Dataset listings of figures =>

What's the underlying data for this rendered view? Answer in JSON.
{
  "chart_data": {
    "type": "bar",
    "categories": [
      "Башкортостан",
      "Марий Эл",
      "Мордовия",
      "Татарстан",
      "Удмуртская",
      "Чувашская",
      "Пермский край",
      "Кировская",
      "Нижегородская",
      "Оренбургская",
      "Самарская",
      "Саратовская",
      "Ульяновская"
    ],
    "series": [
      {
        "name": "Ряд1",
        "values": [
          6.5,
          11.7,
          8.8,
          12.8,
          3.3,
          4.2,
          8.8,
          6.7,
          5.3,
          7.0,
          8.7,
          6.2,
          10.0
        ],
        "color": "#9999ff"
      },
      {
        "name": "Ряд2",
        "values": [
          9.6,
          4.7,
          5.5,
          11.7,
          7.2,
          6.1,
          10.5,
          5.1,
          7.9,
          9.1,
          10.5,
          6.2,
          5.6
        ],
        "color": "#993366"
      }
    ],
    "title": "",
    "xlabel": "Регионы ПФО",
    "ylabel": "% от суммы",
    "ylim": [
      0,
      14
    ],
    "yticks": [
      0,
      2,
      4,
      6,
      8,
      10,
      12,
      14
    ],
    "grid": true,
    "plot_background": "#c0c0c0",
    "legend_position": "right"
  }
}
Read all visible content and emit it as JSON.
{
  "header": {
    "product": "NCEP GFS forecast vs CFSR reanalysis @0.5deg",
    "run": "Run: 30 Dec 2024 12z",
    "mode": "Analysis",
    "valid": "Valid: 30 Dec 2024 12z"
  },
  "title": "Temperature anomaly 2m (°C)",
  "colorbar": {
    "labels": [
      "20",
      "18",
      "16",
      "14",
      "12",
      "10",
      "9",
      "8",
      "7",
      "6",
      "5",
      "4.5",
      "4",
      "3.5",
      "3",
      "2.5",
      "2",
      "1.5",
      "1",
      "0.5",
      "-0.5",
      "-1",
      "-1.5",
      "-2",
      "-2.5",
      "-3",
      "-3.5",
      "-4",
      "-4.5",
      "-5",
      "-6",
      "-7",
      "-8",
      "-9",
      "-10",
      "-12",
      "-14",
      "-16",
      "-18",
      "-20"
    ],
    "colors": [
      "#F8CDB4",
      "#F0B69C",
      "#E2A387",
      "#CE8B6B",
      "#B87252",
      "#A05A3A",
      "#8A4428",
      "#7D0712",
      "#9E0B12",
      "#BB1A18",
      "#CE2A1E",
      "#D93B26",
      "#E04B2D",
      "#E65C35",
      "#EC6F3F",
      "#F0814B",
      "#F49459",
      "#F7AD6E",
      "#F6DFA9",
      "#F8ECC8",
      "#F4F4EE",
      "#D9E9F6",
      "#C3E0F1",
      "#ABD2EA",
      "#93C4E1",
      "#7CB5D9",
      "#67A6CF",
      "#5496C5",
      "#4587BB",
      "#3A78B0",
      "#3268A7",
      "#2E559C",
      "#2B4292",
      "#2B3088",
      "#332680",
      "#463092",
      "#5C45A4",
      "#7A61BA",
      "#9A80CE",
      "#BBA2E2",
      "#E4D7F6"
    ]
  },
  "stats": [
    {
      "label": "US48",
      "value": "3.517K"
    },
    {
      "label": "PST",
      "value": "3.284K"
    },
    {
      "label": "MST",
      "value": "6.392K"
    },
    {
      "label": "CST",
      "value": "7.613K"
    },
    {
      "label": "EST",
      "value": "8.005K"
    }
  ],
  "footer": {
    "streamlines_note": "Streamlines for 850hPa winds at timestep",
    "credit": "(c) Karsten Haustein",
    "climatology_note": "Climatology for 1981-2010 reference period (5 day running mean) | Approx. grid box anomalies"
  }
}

Exercise task =>
The records above should be restated word for word, please.

Written answer =>
What's the underlying data for this rendered view? Answer in JSON.
{
  "chart_data": {
    "type": "bar",
    "categories": [
      "Башкортостан",
      "Марий Эл",
      "Мордовия",
      "Татарстан",
      "Удмуртская",
      "Чувашская",
      "Пермский край",
      "Кировская",
      "Нижегородская",
      "Оренбургская",
      "Самарская",
      "Саратовская",
      "Ульяновская"
    ],
    "series": [
      {
        "name": "Ряд1",
        "values": [
          6.5,
          11.7,
          8.8,
          12.8,
          3.3,
          4.2,
          8.8,
          6.7,
          5.3,
          7.0,
          8.7,
          6.2,
          10.0
        ],
        "color": "#9999ff"
      },
      {
        "name": "Ряд2",
        "values": [
          9.6,
          4.7,
          5.5,
          11.7,
          7.2,
          6.1,
          10.5,
          5.1,
          7.9,
          9.1,
          10.5,
          6.2,
          5.6
        ],
        "color": "#993366"
      }
    ],
    "title": "",
    "xlabel": "Регионы ПФО",
    "ylabel": "% от суммы",
    "ylim": [
      0,
      14
    ],
    "yticks": [
      0,
      2,
      4,
      6,
      8,
      10,
      12,
      14
    ],
    "grid": true,
    "plot_background": "#c0c0c0",
    "legend_position": "right"
  }
}
Read all visible content and emit it as JSON.
{
  "header": {
    "product": "NCEP GFS forecast vs CFSR reanalysis @0.5deg",
    "run": "Run: 30 Dec 2024 12z",
    "mode": "Analysis",
    "valid": "Valid: 30 Dec 2024 12z"
  },
  "title": "Temperature anomaly 2m (°C)",
  "colorbar": {
    "labels": [
      "20",
      "18",
      "16",
      "14",
      "12",
      "10",
      "9",
      "8",
      "7",
      "6",
      "5",
      "4.5",
      "4",
      "3.5",
      "3",
      "2.5",
      "2",
      "1.5",
      "1",
      "0.5",
      "-0.5",
      "-1",
      "-1.5",
      "-2",
      "-2.5",
      "-3",
      "-3.5",
      "-4",
      "-4.5",
      "-5",
      "-6",
      "-7",
      "-8",
      "-9",
      "-10",
      "-12",
      "-14",
      "-16",
      "-18",
      "-20"
    ],
    "colors": [
      "#F8CDB4",
      "#F0B69C",
      "#E2A387",
      "#CE8B6B",
      "#B87252",
      "#A05A3A",
      "#8A4428",
      "#7D0712",
      "#9E0B12",
      "#BB1A18",
      "#CE2A1E",
      "#D93B26",
      "#E04B2D",
      "#E65C35",
      "#EC6F3F",
      "#F0814B",
      "#F49459",
      "#F7AD6E",
      "#F6DFA9",
      "#F8ECC8",
      "#F4F4EE",
      "#D9E9F6",
      "#C3E0F1",
      "#ABD2EA",
      "#93C4E1",
      "#7CB5D9",
      "#67A6CF",
      "#5496C5",
      "#4587BB",
      "#3A78B0",
      "#3268A7",
      "#2E559C",
      "#2B4292",
      "#2B3088",
      "#332680",
      "#463092",
      "#5C45A4",
      "#7A61BA",
      "#9A80CE",
      "#BBA2E2",
      "#E4D7F6"
    ]
  },
  "stats": [
    {
      "label": "US48",
      "value": "3.517K"
    },
    {
      "label": "PST",
      "value": "3.284K"
    },
    {
      "label": "MST",
      "value": "6.392K"
    },
    {
      "label": "CST",
      "value": "7.613K"
    },
    {
      "label": "EST",
      "value": "8.005K"
    }
  ],
  "footer": {
    "streamlines_note": "Streamlines for 850hPa winds at timestep",
    "credit": "(c) Karsten Haustein",
    "climatology_note": "Climatology for 1981-2010 reference period (5 day running mean) | Approx. grid box anomalies"
  }
}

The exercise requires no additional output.